§ Aim
Please return every line of the listing below unchanged, character for character.

Records from a collection
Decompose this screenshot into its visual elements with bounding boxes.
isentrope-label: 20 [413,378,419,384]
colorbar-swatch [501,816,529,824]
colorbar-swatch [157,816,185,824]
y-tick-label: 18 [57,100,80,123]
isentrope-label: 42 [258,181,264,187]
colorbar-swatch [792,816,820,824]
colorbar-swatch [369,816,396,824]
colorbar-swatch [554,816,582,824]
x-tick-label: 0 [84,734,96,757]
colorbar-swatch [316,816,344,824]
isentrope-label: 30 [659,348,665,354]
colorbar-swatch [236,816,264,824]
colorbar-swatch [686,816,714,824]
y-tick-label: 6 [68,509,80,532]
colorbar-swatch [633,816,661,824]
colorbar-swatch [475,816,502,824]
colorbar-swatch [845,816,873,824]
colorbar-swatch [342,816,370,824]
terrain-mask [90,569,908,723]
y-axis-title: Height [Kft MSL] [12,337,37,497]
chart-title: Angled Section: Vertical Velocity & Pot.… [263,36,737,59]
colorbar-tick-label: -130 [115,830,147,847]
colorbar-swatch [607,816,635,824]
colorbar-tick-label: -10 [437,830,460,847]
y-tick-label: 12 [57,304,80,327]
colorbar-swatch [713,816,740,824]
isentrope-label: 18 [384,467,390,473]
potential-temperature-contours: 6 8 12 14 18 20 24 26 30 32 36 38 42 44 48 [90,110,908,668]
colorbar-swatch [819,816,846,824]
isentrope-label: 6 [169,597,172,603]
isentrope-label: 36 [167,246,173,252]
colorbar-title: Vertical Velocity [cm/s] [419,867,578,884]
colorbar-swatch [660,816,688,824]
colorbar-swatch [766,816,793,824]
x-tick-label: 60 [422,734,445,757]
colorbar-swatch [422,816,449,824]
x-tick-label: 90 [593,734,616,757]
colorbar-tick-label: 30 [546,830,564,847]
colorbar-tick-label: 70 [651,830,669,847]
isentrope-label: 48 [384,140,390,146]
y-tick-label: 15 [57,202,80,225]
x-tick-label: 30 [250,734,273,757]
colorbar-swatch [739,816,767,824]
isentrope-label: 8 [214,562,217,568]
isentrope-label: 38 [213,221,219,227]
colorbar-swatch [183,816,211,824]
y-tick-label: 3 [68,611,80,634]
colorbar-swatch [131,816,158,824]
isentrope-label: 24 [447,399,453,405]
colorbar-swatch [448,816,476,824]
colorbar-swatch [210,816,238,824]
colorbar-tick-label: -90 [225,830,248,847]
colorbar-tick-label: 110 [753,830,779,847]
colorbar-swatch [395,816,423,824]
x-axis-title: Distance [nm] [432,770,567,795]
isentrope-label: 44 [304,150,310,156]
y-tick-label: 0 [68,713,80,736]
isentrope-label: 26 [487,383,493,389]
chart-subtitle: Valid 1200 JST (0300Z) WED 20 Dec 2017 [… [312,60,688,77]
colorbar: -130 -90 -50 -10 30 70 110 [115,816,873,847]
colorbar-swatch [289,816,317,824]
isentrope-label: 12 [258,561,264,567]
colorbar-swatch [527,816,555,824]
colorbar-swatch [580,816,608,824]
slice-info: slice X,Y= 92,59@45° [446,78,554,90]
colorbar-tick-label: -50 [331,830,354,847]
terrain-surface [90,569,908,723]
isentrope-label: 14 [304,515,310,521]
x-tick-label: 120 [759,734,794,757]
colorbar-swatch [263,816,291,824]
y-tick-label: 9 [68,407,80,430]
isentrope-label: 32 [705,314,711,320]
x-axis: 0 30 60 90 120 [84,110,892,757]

§ Result of the exercise
Decompose this screenshot into its visual elements with bounding boxes.
isentrope-label: 20 [413,378,419,384]
colorbar-swatch [501,816,529,824]
colorbar-swatch [157,816,185,824]
y-tick-label: 18 [57,100,80,123]
isentrope-label: 42 [258,181,264,187]
colorbar-swatch [792,816,820,824]
colorbar-swatch [369,816,396,824]
colorbar-swatch [554,816,582,824]
x-tick-label: 0 [84,734,96,757]
colorbar-swatch [316,816,344,824]
isentrope-label: 30 [659,348,665,354]
colorbar-swatch [236,816,264,824]
colorbar-swatch [686,816,714,824]
y-tick-label: 6 [68,509,80,532]
colorbar-swatch [633,816,661,824]
colorbar-swatch [475,816,502,824]
colorbar-swatch [845,816,873,824]
colorbar-swatch [342,816,370,824]
terrain-mask [90,569,908,723]
y-axis-title: Height [Kft MSL] [12,337,37,497]
chart-title: Angled Section: Vertical Velocity & Pot.… [263,36,737,59]
colorbar-tick-label: -130 [115,830,147,847]
colorbar-swatch [607,816,635,824]
colorbar-tick-label: -10 [437,830,460,847]
y-tick-label: 12 [57,304,80,327]
colorbar-swatch [713,816,740,824]
isentrope-label: 18 [384,467,390,473]
potential-temperature-contours: 6 8 12 14 18 20 24 26 30 32 36 38 42 44 48 [90,110,908,668]
colorbar-swatch [819,816,846,824]
isentrope-label: 6 [169,597,172,603]
isentrope-label: 36 [167,246,173,252]
colorbar-title: Vertical Velocity [cm/s] [419,867,578,884]
colorbar-swatch [660,816,688,824]
colorbar-swatch [766,816,793,824]
x-tick-label: 60 [422,734,445,757]
colorbar-swatch [422,816,449,824]
x-tick-label: 90 [593,734,616,757]
colorbar-tick-label: 30 [546,830,564,847]
colorbar-tick-label: 70 [651,830,669,847]
isentrope-label: 48 [384,140,390,146]
y-tick-label: 15 [57,202,80,225]
x-tick-label: 30 [250,734,273,757]
colorbar-swatch [739,816,767,824]
isentrope-label: 8 [214,562,217,568]
isentrope-label: 38 [213,221,219,227]
colorbar-swatch [183,816,211,824]
y-tick-label: 3 [68,611,80,634]
colorbar-swatch [131,816,158,824]
isentrope-label: 24 [447,399,453,405]
colorbar-swatch [448,816,476,824]
colorbar-swatch [210,816,238,824]
colorbar-tick-label: -90 [225,830,248,847]
colorbar-tick-label: 110 [753,830,779,847]
colorbar-swatch [395,816,423,824]
x-axis-title: Distance [nm] [432,770,567,795]
isentrope-label: 44 [304,150,310,156]
y-tick-label: 0 [68,713,80,736]
isentrope-label: 26 [487,383,493,389]
chart-subtitle: Valid 1200 JST (0300Z) WED 20 Dec 2017 [… [312,60,688,77]
colorbar: -130 -90 -50 -10 30 70 110 [115,816,873,847]
colorbar-swatch [289,816,317,824]
isentrope-label: 12 [258,561,264,567]
colorbar-swatch [527,816,555,824]
colorbar-swatch [580,816,608,824]
slice-info: slice X,Y= 92,59@45° [446,78,554,90]
colorbar-tick-label: -50 [331,830,354,847]
terrain-surface [90,569,908,723]
isentrope-label: 14 [304,515,310,521]
x-tick-label: 120 [759,734,794,757]
colorbar-swatch [263,816,291,824]
y-tick-label: 9 [68,407,80,430]
isentrope-label: 32 [705,314,711,320]
x-axis: 0 30 60 90 120 [84,110,892,757]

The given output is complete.